¡Qué difícil es ser príncipe!
Olvidamos pronto, pero Charlene de Mónaco intentó fugarse la víspera de su boda
El príncipe Andrés de Inglaterra es también duque de York, yo a veces pienso que tener dos títulos puede provocar doble personalidad. De otra manera no puedo explicarme cómo la familia real inglesa le ha consentido tanto. Desde los años ochenta hasta hoy, Andrés de Inglaterra no ha dejado de acumular momentos embarazosos, de sorprendente egoísmo o de escaso respeto hacia los demás. El más reciente, su caótica huida hacia adelante por el cerco de la justicia sobre su inconveniente amistad con Jeffrey Epstein, el millonario pedófilo que se suicidó en su celda. Seguramente, Andrés actúa como príncipe ante su madre para pedir apoyo y perdón por las equivocaciones del duque.
Duque o príncipe, Andrés de Inglaterra es ese fenómeno que pasa, más que nada, en familias ricas, el tarambana orgulloso que nadie puede enderezar. Lo curioso es que se le perdonen tantas jugarretas. Todavía se recuerda cuando lo fotografiaron correteando por las playas de Mustique, una paradisíaca islita caribeña, con Koo Stark, una bellísima actriz del cine erótico. Los tabloides de entonces escribieron “porno” pero en realidad Koo había hecho poco más de una simpática escena lésbica en la ducha cuando tenía 17 años y se movía con soltura entre cierta clase alta británica. Muchos quedamos fascinados por Stark, más que bella era sexy y atrevida, muy años ochenta. Luego, Andrés fue piloto durante la Guerra de las Malvinas y en mi círculo empezó a caer mal, porque si bien esa guerra precipitó la caída de la dictadura argentina (y siempre dimos las gracias por ello), en Latinoamérica se vivió como una bravuconada de los británicos y una alianza innecesaria entre Margaret Thatcher y Ronald Reagan. Andrés explotó después su participación en el brevísimo conflicto. Hasta hoy mismo: una de las defensas que empleó en la nefasta entrevista que concedió la semana pasada a BBC fue que él no sudaba a causa del shock sufrido en las Malvinas. Con ello pretendía desmontar el testimonio de su principal acusadora, Virginia Giuffre, que alega que en una ocasión, siendo ella parte de la red de esclavas sexuales de Epstein, el príncipe sudaba tanto que ella se sintió asqueada. “No sudo, desde las Malvinas”, alegó el príncipe en la entrevista y para muchos esa fue la gota que colmó la paciencia con él.

## [Qué hacer]
Reproduce del texto sobre el príncipe Andrés el fragmento que empieza con las palabras que contienen "Olvidamos pronto, pero" y termina con "equivocaciones del duque.". Las filas que vienen a continuación salen de otra fuente.

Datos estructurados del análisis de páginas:

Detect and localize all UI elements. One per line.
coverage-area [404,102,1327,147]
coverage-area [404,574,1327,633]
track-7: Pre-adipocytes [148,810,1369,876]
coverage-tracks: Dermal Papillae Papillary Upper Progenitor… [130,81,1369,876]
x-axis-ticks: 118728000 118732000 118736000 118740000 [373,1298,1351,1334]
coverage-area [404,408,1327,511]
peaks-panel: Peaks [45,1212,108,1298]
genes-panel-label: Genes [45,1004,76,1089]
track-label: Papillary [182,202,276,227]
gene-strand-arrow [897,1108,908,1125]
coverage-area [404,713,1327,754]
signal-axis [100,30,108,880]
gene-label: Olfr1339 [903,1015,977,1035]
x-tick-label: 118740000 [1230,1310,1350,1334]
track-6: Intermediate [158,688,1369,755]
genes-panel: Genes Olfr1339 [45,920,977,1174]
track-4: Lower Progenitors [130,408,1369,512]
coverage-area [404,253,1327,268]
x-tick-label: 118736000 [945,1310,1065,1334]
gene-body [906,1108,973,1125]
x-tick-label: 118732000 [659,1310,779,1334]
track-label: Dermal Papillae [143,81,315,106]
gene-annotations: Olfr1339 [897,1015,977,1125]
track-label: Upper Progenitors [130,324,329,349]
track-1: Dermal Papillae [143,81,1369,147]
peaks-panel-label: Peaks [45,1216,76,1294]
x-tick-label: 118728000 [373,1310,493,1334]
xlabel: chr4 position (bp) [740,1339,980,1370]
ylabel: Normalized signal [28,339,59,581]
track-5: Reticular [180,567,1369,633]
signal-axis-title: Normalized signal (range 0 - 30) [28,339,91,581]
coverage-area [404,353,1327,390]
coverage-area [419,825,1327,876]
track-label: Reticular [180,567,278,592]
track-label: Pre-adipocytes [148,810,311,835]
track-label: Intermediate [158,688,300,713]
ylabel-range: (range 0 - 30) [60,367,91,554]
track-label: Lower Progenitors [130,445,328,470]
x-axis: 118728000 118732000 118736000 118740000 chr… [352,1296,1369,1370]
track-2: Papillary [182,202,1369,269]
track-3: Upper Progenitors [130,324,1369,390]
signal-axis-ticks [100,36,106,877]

## [Resultado]
Olvidamos pronto, pero Charlene de Mónaco intentó fugarse la víspera de su boda
El príncipe Andrés de Inglaterra es también duque de York, yo a veces pienso que tener dos títulos puede provocar doble personalidad. De otra manera no puedo explicarme cómo la familia real inglesa le ha consentido tanto. Desde los años ochenta hasta hoy, Andrés de Inglaterra no ha dejado de acumular momentos embarazosos, de sorprendente egoísmo o de escaso respeto hacia los demás. El más reciente, su caótica huida hacia adelante por el cerco de la justicia sobre su inconveniente amistad con Jeffrey Epstein, el millonario pedófilo que se suicidó en su celda. Seguramente, Andrés actúa como príncipe ante su madre para pedir apoyo y perdón por las equivocaciones del duque.